> _Exercise objective_
Where a line contains the word "elit", copy that line.

> _Dataset rows_
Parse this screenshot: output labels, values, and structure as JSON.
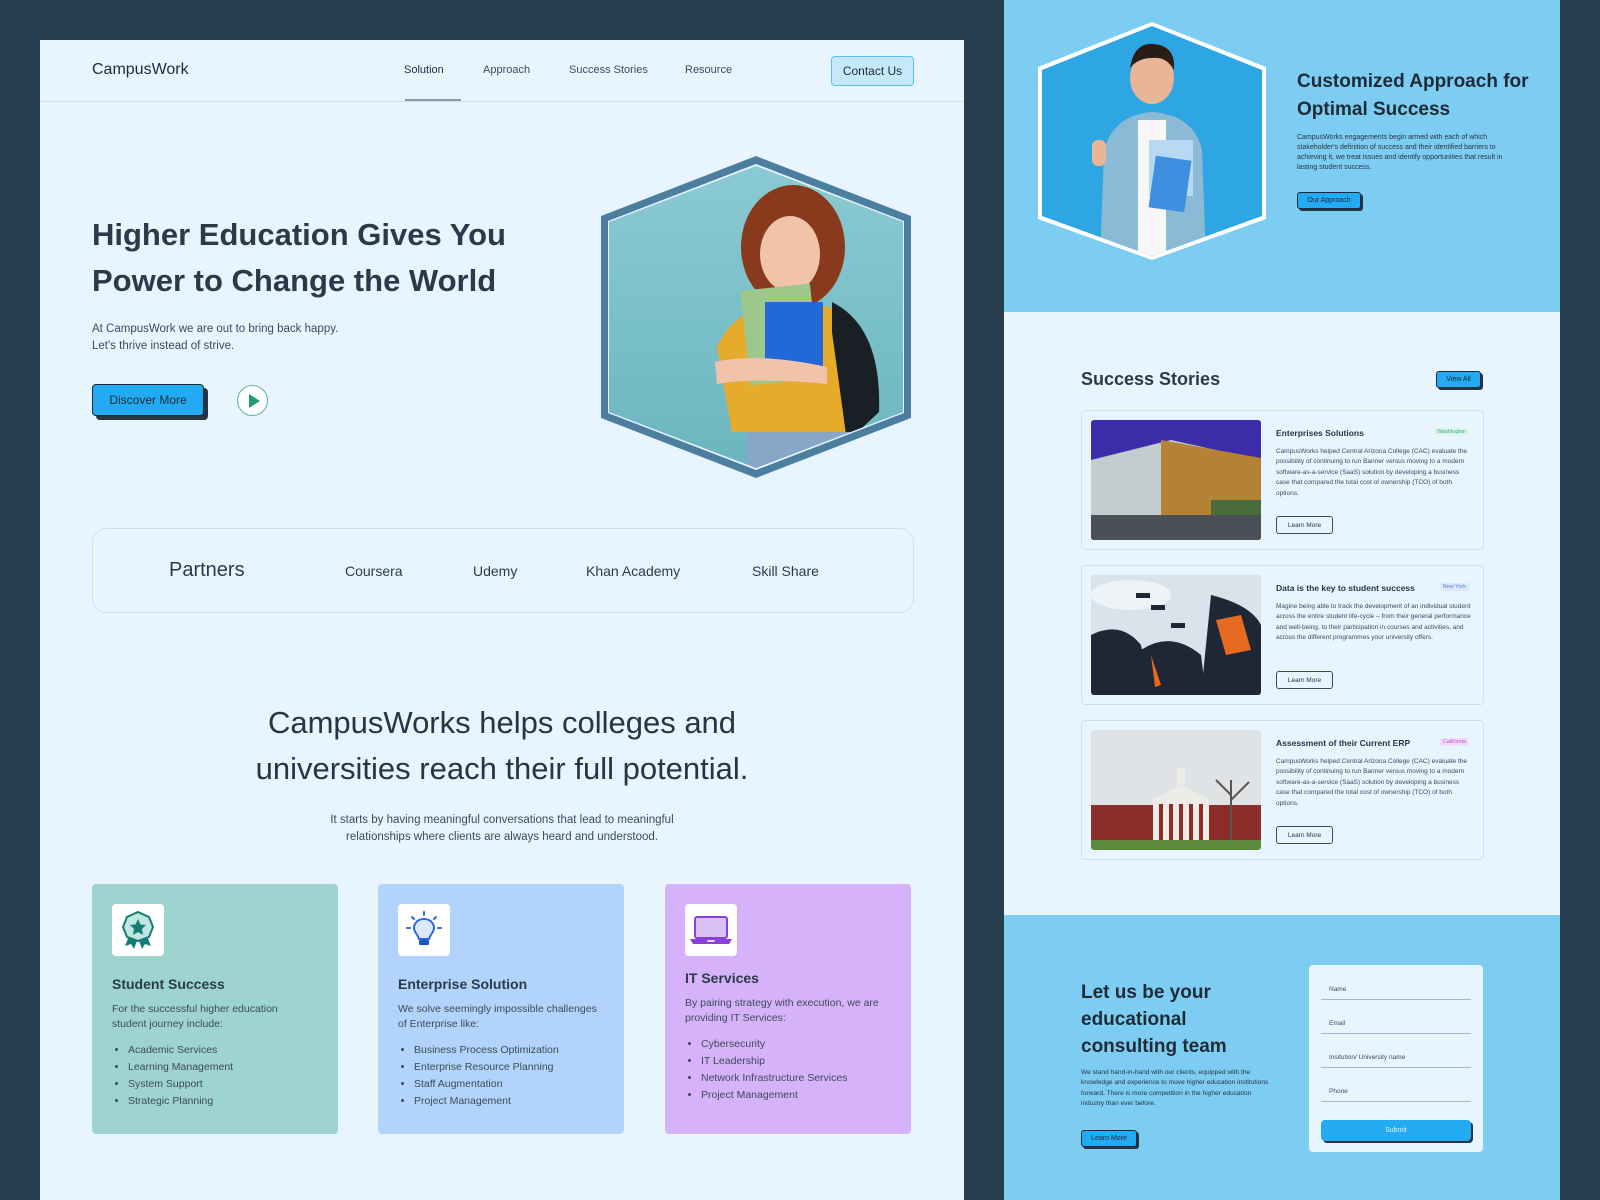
{
  "nav": {
    "logo": "CampusWork",
    "items": [
      {
        "label": "Solution",
        "active": true
      },
      {
        "label": "Approach"
      },
      {
        "label": "Success Stories"
      },
      {
        "label": "Resource"
      }
    ],
    "contact_label": "Contact Us"
  },
  "hero": {
    "title": "Higher Education Gives You Power to Change the World",
    "subtitle_line1": "At CampusWork we are out to bring back happy.",
    "subtitle_line2": "Let's thrive instead of strive.",
    "discover_label": "Discover More",
    "play_icon": "play-icon",
    "image_alt": "Smiling student holding notebooks with backpack"
  },
  "partners": {
    "title": "Partners",
    "items": [
      "Coursera",
      "Udemy",
      "Khan Academy",
      "Skill Share"
    ]
  },
  "mission": {
    "title_line1": "CampusWorks helps colleges and",
    "title_line2": "universities reach their full potential.",
    "sub_line1": "It starts by having meaningful conversations that lead to meaningful",
    "sub_line2": "relationships where clients are always heard and understood."
  },
  "services": [
    {
      "icon": "award-badge-icon",
      "title": "Student Success",
      "desc": "For the successful higher education student journey include:",
      "items": [
        "Academic Services",
        "Learning Management",
        "System Support",
        "Strategic Planning"
      ],
      "color": "#9ed4cf"
    },
    {
      "icon": "lightbulb-icon",
      "title": "Enterprise Solution",
      "desc": "We solve seemingly impossible challenges of Enterprise like:",
      "items": [
        "Business Process Optimization",
        "Enterprise Resource Planning",
        "Staff Augmentation",
        "Project Management"
      ],
      "color": "#b2d3fc"
    },
    {
      "icon": "laptop-icon",
      "title": "IT Services",
      "desc": "By pairing strategy with execution, we are providing IT Services:",
      "items": [
        "Cybersecurity",
        " IT Leadership",
        "Network Infrastructure Services",
        "Project Management"
      ],
      "color": "#d6b2fb"
    }
  ],
  "approach": {
    "title": "Customized Approach for Optimal Success",
    "desc": "CampusWorks engagements begin armed with each of which stakeholder's definition of success and their identified barriers to achieving it, we treat issues and identify opportunities that result in lasting student success.",
    "button_label": "Our Approach",
    "image_alt": "Smiling student giving thumbs up holding notebooks"
  },
  "stories": {
    "title": "Success Stories",
    "view_all_label": "View All",
    "items": [
      {
        "title": "Enterprises Solutions",
        "tag": "Washington",
        "tag_color": "#2bb07a",
        "tag_bg": "#def5ee",
        "body": "CampusWorks helped Central Arizona College (CAC) evaluate the possibility of continuing to run Banner versus moving to a modern software-as-a-service (SaaS) solution by developing a business case that compared the total cost of ownership (TCO) of both options.",
        "button": "Learn More",
        "image_alt": "Modern campus building at dusk"
      },
      {
        "title": "Data is the key to student success",
        "tag": "New York",
        "tag_color": "#5a7fd6",
        "tag_bg": "#dde8fb",
        "body": "Magine being able to track the development of an individual student across the entire student life-cycle – from their general performance and well-being, to their participation in courses and activities, and across the different programmes your university offers.",
        "button": "Learn More",
        "image_alt": "Graduates throwing caps in the air"
      },
      {
        "title": "Assessment of their Current ERP",
        "tag": "California",
        "tag_color": "#b44fd6",
        "tag_bg": "#f1def9",
        "body": "CampusWorks helped Central Arizona College (CAC) evaluate the possibility of continuing to run Banner versus moving to a modern software-as-a-service (SaaS) solution by developing a business case that compared the total cost of ownership (TCO) of both options.",
        "button": "Learn More",
        "image_alt": "Historic red brick college building"
      }
    ]
  },
  "contact": {
    "title": "Let us be your educational consulting team",
    "desc": "We stand hand-in-hand with our clients, equipped with the knowledge and experience to move higher education institutions forward. There is more competition in the higher education industry than ever before.",
    "button_label": "Learn More",
    "form": {
      "name_placeholder": "Name",
      "email_placeholder": "Email",
      "institution_placeholder": "Insitution/ University name",
      "phone_placeholder": "Phone",
      "submit_label": "Submit"
    }
  }
}
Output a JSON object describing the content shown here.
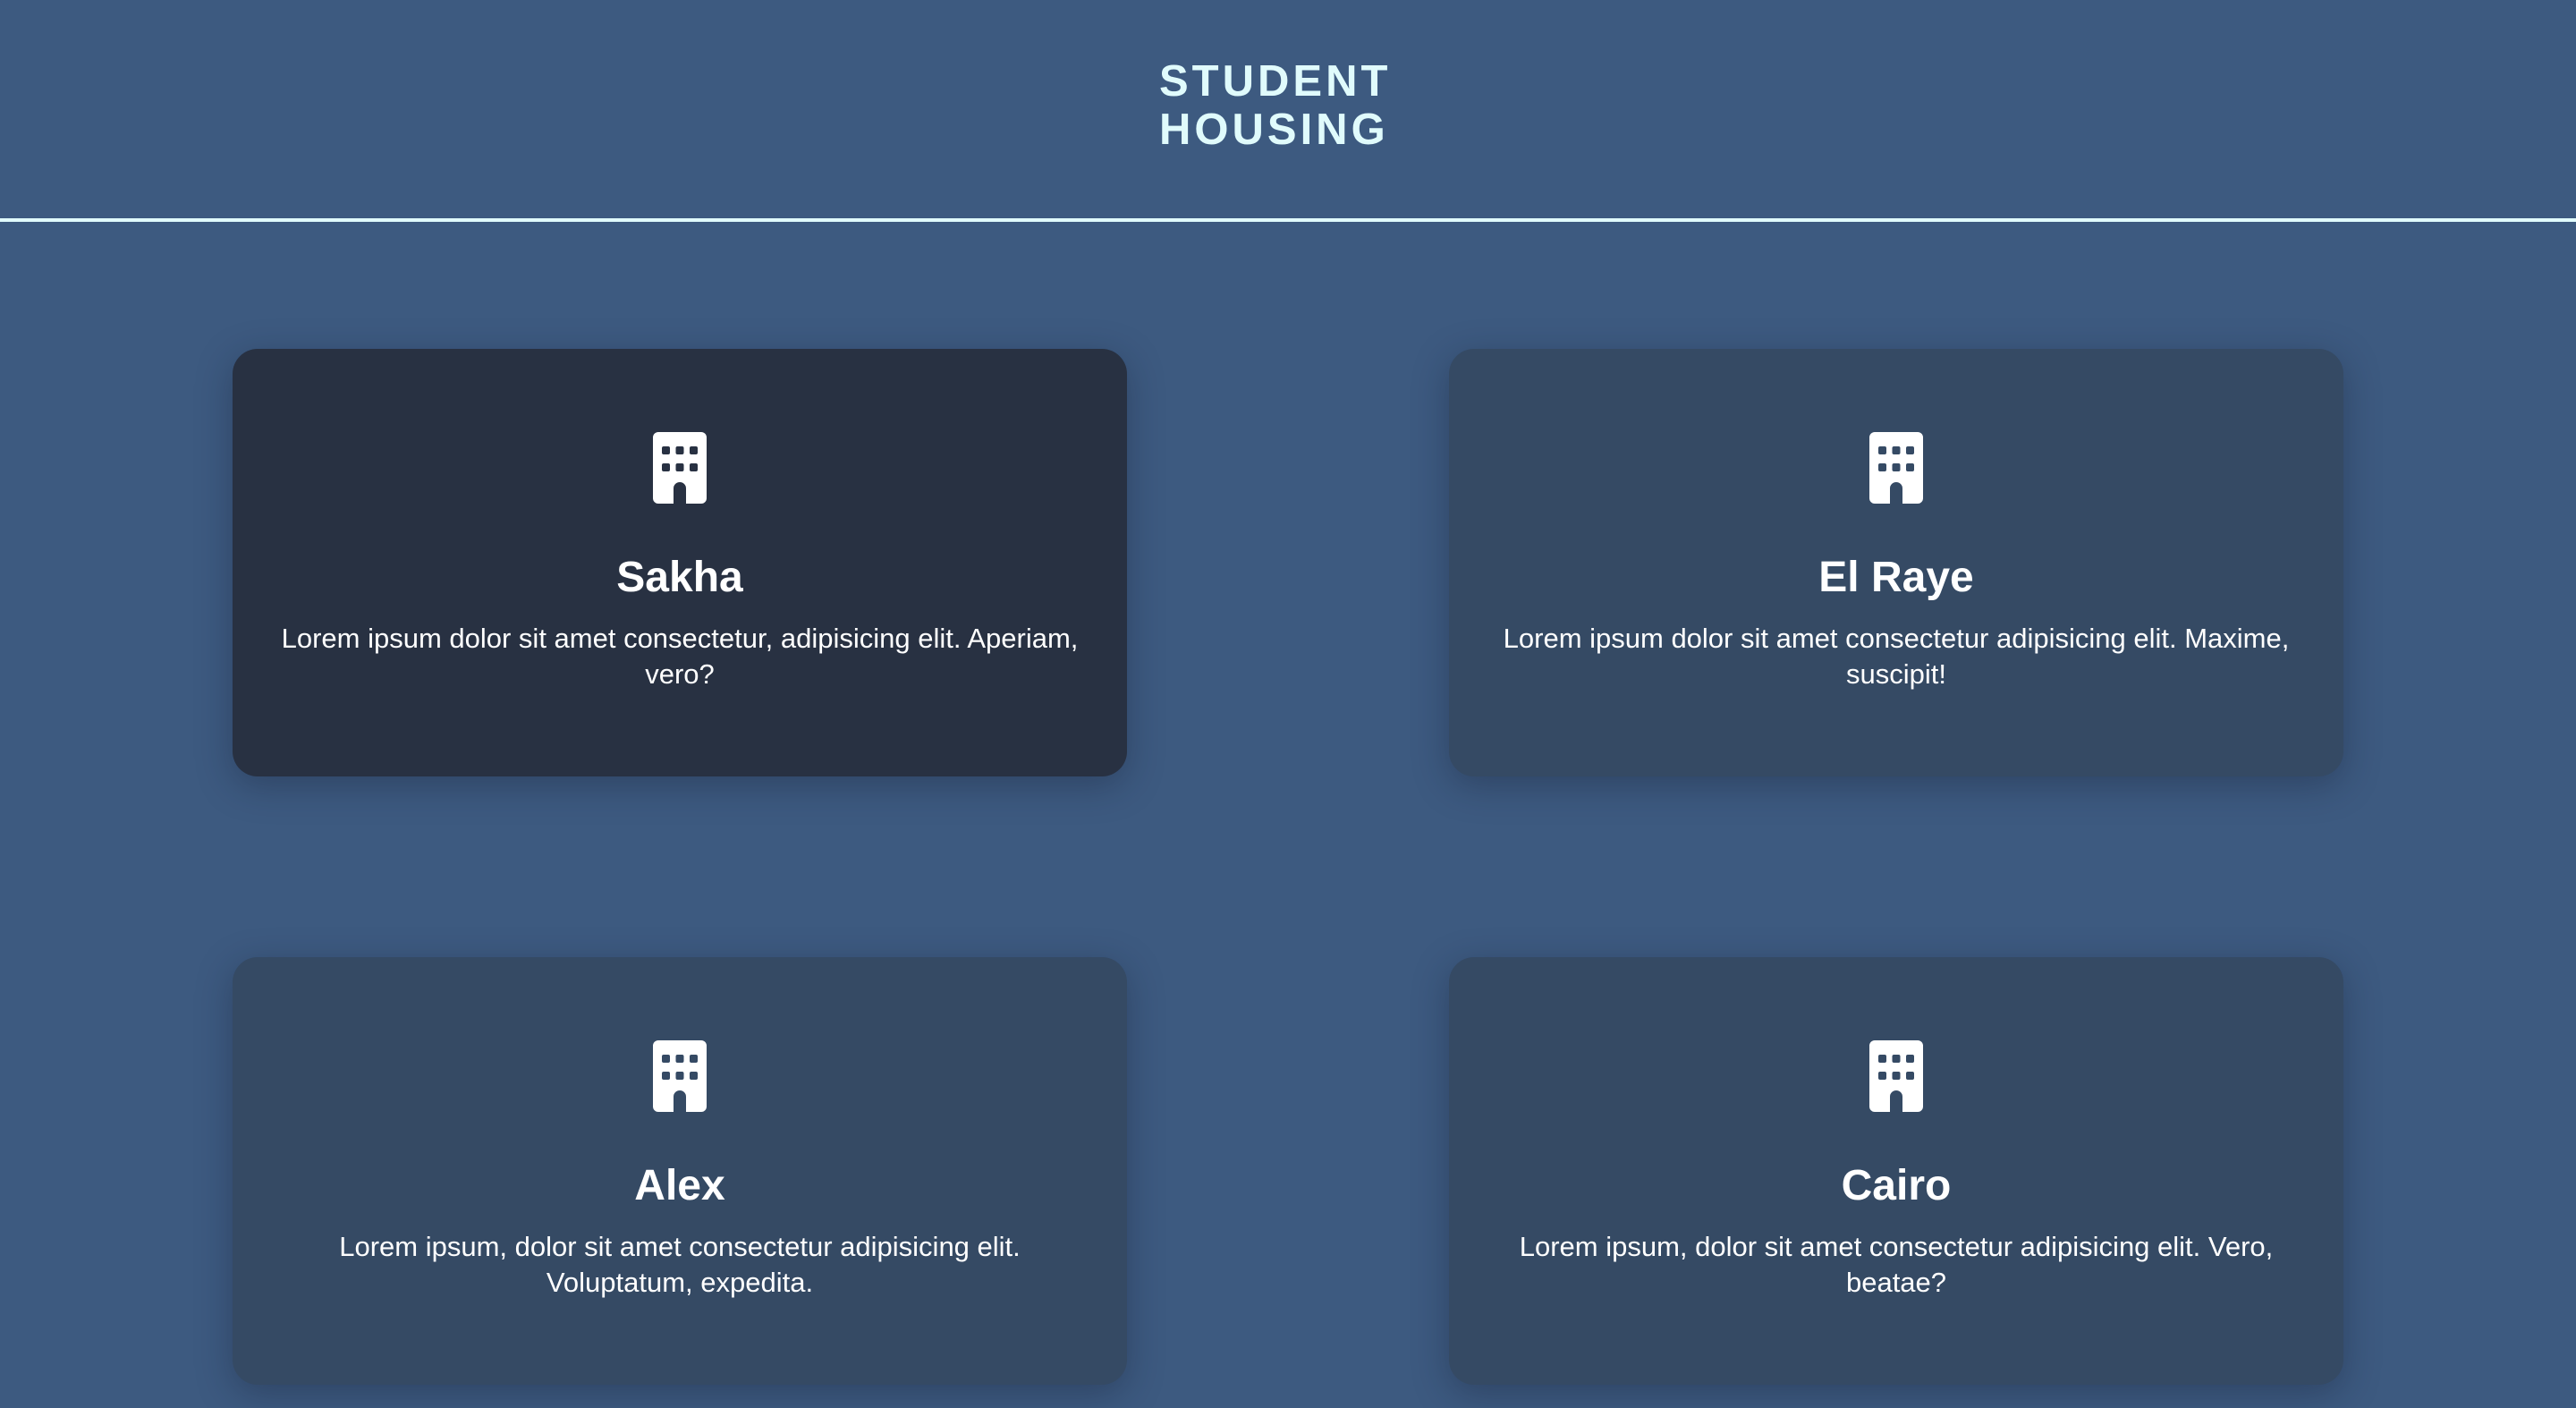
{
  "header": {
    "title_line1": "STUDENT",
    "title_line2": "HOUSING"
  },
  "colors": {
    "background": "#3d5a80",
    "accent": "#e0fbfc",
    "card": "#354a64",
    "card_active": "#283142"
  },
  "cards": [
    {
      "icon": "building-icon",
      "title": "Sakha",
      "text": "Lorem ipsum dolor sit amet consectetur, adipisicing elit. Aperiam, vero?"
    },
    {
      "icon": "building-icon",
      "title": "El Raye",
      "text": "Lorem ipsum dolor sit amet consectetur adipisicing elit. Maxime, suscipit!"
    },
    {
      "icon": "building-icon",
      "title": "Alex",
      "text": "Lorem ipsum, dolor sit amet consectetur adipisicing elit. Voluptatum, expedita."
    },
    {
      "icon": "building-icon",
      "title": "Cairo",
      "text": "Lorem ipsum, dolor sit amet consectetur adipisicing elit. Vero, beatae?"
    }
  ]
}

> _Output below_
      "text": "Lorem ipsum dolor sit amet consectetur, adipisicing elit. Aperiam, vero?"
      "text": "Lorem ipsum dolor sit amet consectetur adipisicing elit. Maxime, suscipit!"
      "text": "Lorem ipsum, dolor sit amet consectetur adipisicing elit. Voluptatum, expedita."
      "text": "Lorem ipsum, dolor sit amet consectetur adipisicing elit. Vero, beatae?"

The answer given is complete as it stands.